Review the listing and copy each line that holds the word "patienten".

====== RAW DATA

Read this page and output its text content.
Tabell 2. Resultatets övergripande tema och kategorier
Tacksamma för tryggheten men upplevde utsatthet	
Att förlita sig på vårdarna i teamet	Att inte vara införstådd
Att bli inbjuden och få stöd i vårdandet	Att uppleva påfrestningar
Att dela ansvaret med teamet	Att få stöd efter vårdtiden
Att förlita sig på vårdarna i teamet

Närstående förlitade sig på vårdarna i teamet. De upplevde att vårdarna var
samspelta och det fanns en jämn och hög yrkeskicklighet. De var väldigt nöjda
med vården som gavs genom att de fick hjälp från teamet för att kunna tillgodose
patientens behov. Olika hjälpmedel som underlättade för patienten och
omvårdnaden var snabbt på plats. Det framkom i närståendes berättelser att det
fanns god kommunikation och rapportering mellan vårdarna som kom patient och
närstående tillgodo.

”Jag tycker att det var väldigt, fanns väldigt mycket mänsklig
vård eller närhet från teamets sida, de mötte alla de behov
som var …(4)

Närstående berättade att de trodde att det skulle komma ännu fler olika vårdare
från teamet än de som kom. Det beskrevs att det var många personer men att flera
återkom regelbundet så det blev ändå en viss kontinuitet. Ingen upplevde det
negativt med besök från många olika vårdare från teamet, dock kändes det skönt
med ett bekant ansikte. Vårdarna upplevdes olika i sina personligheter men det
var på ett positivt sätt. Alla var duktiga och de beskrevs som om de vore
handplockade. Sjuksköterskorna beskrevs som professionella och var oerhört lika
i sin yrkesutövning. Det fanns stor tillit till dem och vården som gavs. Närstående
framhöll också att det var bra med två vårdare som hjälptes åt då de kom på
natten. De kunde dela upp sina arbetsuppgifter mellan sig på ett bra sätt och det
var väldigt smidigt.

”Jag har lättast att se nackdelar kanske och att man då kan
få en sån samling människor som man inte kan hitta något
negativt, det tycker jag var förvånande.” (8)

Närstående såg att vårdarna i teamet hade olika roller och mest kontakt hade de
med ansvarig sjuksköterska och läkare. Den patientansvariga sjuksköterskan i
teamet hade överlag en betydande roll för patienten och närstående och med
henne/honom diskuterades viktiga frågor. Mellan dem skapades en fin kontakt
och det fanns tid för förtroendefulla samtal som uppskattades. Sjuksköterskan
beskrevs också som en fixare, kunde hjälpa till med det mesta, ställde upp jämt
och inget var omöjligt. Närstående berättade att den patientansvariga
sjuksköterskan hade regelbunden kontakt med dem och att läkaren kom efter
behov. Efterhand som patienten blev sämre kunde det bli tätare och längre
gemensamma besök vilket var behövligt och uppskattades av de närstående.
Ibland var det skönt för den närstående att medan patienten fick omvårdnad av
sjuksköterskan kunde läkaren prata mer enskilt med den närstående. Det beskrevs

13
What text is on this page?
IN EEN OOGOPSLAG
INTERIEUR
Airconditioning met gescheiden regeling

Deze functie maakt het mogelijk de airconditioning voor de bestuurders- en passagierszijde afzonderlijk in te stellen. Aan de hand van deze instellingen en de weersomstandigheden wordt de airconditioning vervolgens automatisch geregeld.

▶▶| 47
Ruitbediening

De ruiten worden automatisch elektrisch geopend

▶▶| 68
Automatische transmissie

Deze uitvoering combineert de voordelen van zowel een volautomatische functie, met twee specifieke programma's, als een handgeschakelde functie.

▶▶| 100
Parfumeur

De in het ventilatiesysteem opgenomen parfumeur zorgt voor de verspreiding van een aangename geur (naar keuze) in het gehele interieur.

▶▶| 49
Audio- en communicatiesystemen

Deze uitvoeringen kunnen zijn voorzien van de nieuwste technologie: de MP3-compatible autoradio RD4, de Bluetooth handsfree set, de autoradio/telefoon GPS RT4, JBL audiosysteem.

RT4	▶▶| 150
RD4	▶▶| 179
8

============

EXERCISE OUTPUT ::
patientens behov. Olika hjälpmedel som underlättade för patienten och
teamet hade överlag en betydande roll för patienten och närstående och med
behov. Efterhand som patienten blev sämre kunde det bli tätare och längre
Ibland var det skönt för den närstående att medan patienten fick omvårdnad av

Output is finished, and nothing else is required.